Excerpts from a figure dataset
============

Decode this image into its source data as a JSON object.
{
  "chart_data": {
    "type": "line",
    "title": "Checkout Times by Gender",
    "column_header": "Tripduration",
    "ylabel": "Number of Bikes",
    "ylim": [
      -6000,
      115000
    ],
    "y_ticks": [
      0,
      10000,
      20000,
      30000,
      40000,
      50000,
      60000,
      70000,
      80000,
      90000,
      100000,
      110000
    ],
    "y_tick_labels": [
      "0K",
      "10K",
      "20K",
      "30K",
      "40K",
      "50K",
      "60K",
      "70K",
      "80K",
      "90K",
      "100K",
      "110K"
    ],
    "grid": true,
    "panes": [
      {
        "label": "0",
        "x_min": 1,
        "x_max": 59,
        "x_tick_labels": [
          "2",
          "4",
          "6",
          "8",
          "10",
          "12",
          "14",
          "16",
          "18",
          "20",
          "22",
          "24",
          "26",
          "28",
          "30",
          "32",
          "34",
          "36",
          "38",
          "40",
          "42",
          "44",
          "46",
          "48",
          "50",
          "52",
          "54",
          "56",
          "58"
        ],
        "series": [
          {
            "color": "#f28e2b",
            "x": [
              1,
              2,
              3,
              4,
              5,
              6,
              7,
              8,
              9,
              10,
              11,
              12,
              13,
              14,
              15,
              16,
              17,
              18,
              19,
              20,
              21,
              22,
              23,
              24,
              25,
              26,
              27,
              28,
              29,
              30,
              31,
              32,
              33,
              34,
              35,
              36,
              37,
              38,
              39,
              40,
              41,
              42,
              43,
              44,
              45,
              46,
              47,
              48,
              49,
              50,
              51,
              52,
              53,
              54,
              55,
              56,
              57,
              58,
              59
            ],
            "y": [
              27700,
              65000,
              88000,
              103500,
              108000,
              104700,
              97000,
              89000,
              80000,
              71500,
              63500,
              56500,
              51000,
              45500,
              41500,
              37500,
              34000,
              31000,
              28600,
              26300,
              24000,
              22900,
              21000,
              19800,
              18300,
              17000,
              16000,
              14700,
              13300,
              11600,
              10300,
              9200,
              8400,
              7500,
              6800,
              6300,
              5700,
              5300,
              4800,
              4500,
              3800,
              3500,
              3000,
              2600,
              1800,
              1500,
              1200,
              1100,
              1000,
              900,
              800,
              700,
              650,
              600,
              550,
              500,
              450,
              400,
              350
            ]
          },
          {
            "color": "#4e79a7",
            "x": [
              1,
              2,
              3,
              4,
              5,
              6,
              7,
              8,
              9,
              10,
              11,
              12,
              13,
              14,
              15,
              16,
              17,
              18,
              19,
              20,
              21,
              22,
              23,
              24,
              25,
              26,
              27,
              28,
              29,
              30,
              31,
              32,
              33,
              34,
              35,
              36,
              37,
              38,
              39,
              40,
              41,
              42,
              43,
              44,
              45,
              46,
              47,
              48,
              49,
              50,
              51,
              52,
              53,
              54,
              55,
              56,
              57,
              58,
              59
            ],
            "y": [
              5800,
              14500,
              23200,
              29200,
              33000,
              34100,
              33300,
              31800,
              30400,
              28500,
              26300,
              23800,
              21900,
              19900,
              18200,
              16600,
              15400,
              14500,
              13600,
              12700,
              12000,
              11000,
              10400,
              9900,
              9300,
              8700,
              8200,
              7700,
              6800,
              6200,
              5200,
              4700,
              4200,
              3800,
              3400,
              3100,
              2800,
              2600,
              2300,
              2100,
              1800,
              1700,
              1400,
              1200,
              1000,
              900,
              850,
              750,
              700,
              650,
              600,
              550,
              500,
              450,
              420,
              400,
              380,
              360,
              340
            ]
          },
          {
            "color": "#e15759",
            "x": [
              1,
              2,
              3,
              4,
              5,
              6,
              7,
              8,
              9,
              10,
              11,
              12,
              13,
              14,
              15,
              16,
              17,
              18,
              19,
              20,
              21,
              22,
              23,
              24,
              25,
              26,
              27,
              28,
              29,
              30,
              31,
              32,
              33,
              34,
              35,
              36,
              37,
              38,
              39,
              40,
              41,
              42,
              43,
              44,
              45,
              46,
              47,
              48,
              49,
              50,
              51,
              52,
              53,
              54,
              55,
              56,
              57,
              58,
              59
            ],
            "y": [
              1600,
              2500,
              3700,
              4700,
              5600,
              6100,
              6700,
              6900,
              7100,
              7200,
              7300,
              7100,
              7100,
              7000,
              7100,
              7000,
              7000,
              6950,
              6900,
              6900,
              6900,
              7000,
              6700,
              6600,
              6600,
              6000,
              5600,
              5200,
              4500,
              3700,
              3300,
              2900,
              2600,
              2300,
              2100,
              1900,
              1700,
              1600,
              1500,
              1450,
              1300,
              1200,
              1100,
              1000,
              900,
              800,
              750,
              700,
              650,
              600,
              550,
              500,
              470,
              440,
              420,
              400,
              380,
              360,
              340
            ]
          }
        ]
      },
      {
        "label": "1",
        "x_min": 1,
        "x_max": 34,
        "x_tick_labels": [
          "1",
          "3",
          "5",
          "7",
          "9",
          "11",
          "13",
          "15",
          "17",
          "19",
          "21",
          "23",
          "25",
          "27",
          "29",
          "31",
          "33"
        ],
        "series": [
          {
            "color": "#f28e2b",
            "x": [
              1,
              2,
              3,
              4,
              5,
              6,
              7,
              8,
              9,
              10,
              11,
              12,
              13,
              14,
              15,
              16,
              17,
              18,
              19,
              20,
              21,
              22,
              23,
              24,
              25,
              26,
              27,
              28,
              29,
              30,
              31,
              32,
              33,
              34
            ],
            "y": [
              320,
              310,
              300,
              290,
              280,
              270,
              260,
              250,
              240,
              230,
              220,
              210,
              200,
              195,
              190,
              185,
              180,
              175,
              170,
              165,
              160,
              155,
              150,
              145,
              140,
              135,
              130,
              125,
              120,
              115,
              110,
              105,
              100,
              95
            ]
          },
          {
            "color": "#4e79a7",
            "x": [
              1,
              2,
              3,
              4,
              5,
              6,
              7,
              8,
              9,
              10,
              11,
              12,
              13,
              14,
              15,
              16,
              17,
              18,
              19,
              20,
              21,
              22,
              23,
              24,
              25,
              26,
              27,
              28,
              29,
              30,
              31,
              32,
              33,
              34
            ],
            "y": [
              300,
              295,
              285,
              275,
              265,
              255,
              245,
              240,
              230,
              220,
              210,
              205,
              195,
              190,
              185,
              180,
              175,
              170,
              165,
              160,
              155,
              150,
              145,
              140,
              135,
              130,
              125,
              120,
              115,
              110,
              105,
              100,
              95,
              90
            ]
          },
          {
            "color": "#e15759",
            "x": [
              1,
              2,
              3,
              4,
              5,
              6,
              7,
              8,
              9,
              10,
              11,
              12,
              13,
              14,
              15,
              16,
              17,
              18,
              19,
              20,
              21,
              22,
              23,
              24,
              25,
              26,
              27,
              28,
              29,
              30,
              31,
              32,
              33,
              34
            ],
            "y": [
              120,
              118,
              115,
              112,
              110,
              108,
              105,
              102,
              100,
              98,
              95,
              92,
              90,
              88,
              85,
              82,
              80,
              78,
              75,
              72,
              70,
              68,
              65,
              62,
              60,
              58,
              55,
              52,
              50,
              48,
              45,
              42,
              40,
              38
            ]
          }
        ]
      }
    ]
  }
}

============

TASK: Go through the records above and retype each one exactly.

RESULT OF THE EXERCISE:
Decode this image into its source data as a JSON object.
{
  "chart_data": {
    "type": "line",
    "title": "Checkout Times by Gender",
    "column_header": "Tripduration",
    "ylabel": "Number of Bikes",
    "ylim": [
      -6000,
      115000
    ],
    "y_ticks": [
      0,
      10000,
      20000,
      30000,
      40000,
      50000,
      60000,
      70000,
      80000,
      90000,
      100000,
      110000
    ],
    "y_tick_labels": [
      "0K",
      "10K",
      "20K",
      "30K",
      "40K",
      "50K",
      "60K",
      "70K",
      "80K",
      "90K",
      "100K",
      "110K"
    ],
    "grid": true,
    "panes": [
      {
        "label": "0",
        "x_min": 1,
        "x_max": 59,
        "x_tick_labels": [
          "2",
          "4",
          "6",
          "8",
          "10",
          "12",
          "14",
          "16",
          "18",
          "20",
          "22",
          "24",
          "26",
          "28",
          "30",
          "32",
          "34",
          "36",
          "38",
          "40",
          "42",
          "44",
          "46",
          "48",
          "50",
          "52",
          "54",
          "56",
          "58"
        ],
        "series": [
          {
            "color": "#f28e2b",
            "x": [
              1,
              2,
              3,
              4,
              5,
              6,
              7,
              8,
              9,
              10,
              11,
              12,
              13,
              14,
              15,
              16,
              17,
              18,
              19,
              20,
              21,
              22,
              23,
              24,
              25,
              26,
              27,
              28,
              29,
              30,
              31,
              32,
              33,
              34,
              35,
              36,
              37,
              38,
              39,
              40,
              41,
              42,
              43,
              44,
              45,
              46,
              47,
              48,
              49,
              50,
              51,
              52,
              53,
              54,
              55,
              56,
              57,
              58,
              59
            ],
            "y": [
              27700,
              65000,
              88000,
              103500,
              108000,
              104700,
              97000,
              89000,
              80000,
              71500,
              63500,
              56500,
              51000,
              45500,
              41500,
              37500,
              34000,
              31000,
              28600,
              26300,
              24000,
              22900,
              21000,
              19800,
              18300,
              17000,
              16000,
              14700,
              13300,
              11600,
              10300,
              9200,
              8400,
              7500,
              6800,
              6300,
              5700,
              5300,
              4800,
              4500,
              3800,
              3500,
              3000,
              2600,
              1800,
              1500,
              1200,
              1100,
              1000,
              900,
              800,
              700,
              650,
              600,
              550,
              500,
              450,
              400,
              350
            ]
          },
          {
            "color": "#4e79a7",
            "x": [
              1,
              2,
              3,
              4,
              5,
              6,
              7,
              8,
              9,
              10,
              11,
              12,
              13,
              14,
              15,
              16,
              17,
              18,
              19,
              20,
              21,
              22,
              23,
              24,
              25,
              26,
              27,
              28,
              29,
              30,
              31,
              32,
              33,
              34,
              35,
              36,
              37,
              38,
              39,
              40,
              41,
              42,
              43,
              44,
              45,
              46,
              47,
              48,
              49,
              50,
              51,
              52,
              53,
              54,
              55,
              56,
              57,
              58,
              59
            ],
            "y": [
              5800,
              14500,
              23200,
              29200,
              33000,
              34100,
              33300,
              31800,
              30400,
              28500,
              26300,
              23800,
              21900,
              19900,
              18200,
              16600,
              15400,
              14500,
              13600,
              12700,
              12000,
              11000,
              10400,
              9900,
              9300,
              8700,
              8200,
              7700,
              6800,
              6200,
              5200,
              4700,
              4200,
              3800,
              3400,
              3100,
              2800,
              2600,
              2300,
              2100,
              1800,
              1700,
              1400,
              1200,
              1000,
              900,
              850,
              750,
              700,
              650,
              600,
              550,
              500,
              450,
              420,
              400,
              380,
              360,
              340
            ]
          },
          {
            "color": "#e15759",
            "x": [
              1,
              2,
              3,
              4,
              5,
              6,
              7,
              8,
              9,
              10,
              11,
              12,
              13,
              14,
              15,
              16,
              17,
              18,
              19,
              20,
              21,
              22,
              23,
              24,
              25,
              26,
              27,
              28,
              29,
              30,
              31,
              32,
              33,
              34,
              35,
              36,
              37,
              38,
              39,
              40,
              41,
              42,
              43,
              44,
              45,
              46,
              47,
              48,
              49,
              50,
              51,
              52,
              53,
              54,
              55,
              56,
              57,
              58,
              59
            ],
            "y": [
              1600,
              2500,
              3700,
              4700,
              5600,
              6100,
              6700,
              6900,
              7100,
              7200,
              7300,
              7100,
              7100,
              7000,
              7100,
              7000,
              7000,
              6950,
              6900,
              6900,
              6900,
              7000,
              6700,
              6600,
              6600,
              6000,
              5600,
              5200,
              4500,
              3700,
              3300,
              2900,
              2600,
              2300,
              2100,
              1900,
              1700,
              1600,
              1500,
              1450,
              1300,
              1200,
              1100,
              1000,
              900,
              800,
              750,
              700,
              650,
              600,
              550,
              500,
              470,
              440,
              420,
              400,
              380,
              360,
              340
            ]
          }
        ]
      },
      {
        "label": "1",
        "x_min": 1,
        "x_max": 34,
        "x_tick_labels": [
          "1",
          "3",
          "5",
          "7",
          "9",
          "11",
          "13",
          "15",
          "17",
          "19",
          "21",
          "23",
          "25",
          "27",
          "29",
          "31",
          "33"
        ],
        "series": [
          {
            "color": "#f28e2b",
            "x": [
              1,
              2,
              3,
              4,
              5,
              6,
              7,
              8,
              9,
              10,
              11,
              12,
              13,
              14,
              15,
              16,
              17,
              18,
              19,
              20,
              21,
              22,
              23,
              24,
              25,
              26,
              27,
              28,
              29,
              30,
              31,
              32,
              33,
              34
            ],
            "y": [
              320,
              310,
              300,
              290,
              280,
              270,
              260,
              250,
              240,
              230,
              220,
              210,
              200,
              195,
              190,
              185,
              180,
              175,
              170,
              165,
              160,
              155,
              150,
              145,
              140,
              135,
              130,
              125,
              120,
              115,
              110,
              105,
              100,
              95
            ]
          },
          {
            "color": "#4e79a7",
            "x": [
              1,
              2,
              3,
              4,
              5,
              6,
              7,
              8,
              9,
              10,
              11,
              12,
              13,
              14,
              15,
              16,
              17,
              18,
              19,
              20,
              21,
              22,
              23,
              24,
              25,
              26,
              27,
              28,
              29,
              30,
              31,
              32,
              33,
              34
            ],
            "y": [
              300,
              295,
              285,
              275,
              265,
              255,
              245,
              240,
              230,
              220,
              210,
              205,
              195,
              190,
              185,
              180,
              175,
              170,
              165,
              160,
              155,
              150,
              145,
              140,
              135,
              130,
              125,
              120,
              115,
              110,
              105,
              100,
              95,
              90
            ]
          },
          {
            "color": "#e15759",
            "x": [
              1,
              2,
              3,
              4,
              5,
              6,
              7,
              8,
              9,
              10,
              11,
              12,
              13,
              14,
              15,
              16,
              17,
              18,
              19,
              20,
              21,
              22,
              23,
              24,
              25,
              26,
              27,
              28,
              29,
              30,
              31,
              32,
              33,
              34
            ],
            "y": [
              120,
              118,
              115,
              112,
              110,
              108,
              105,
              102,
              100,
              98,
              95,
              92,
              90,
              88,
              85,
              82,
              80,
              78,
              75,
              72,
              70,
              68,
              65,
              62,
              60,
              58,
              55,
              52,
              50,
              48,
              45,
              42,
              40,
              38
            ]
          }
        ]
      }
    ]
  }
}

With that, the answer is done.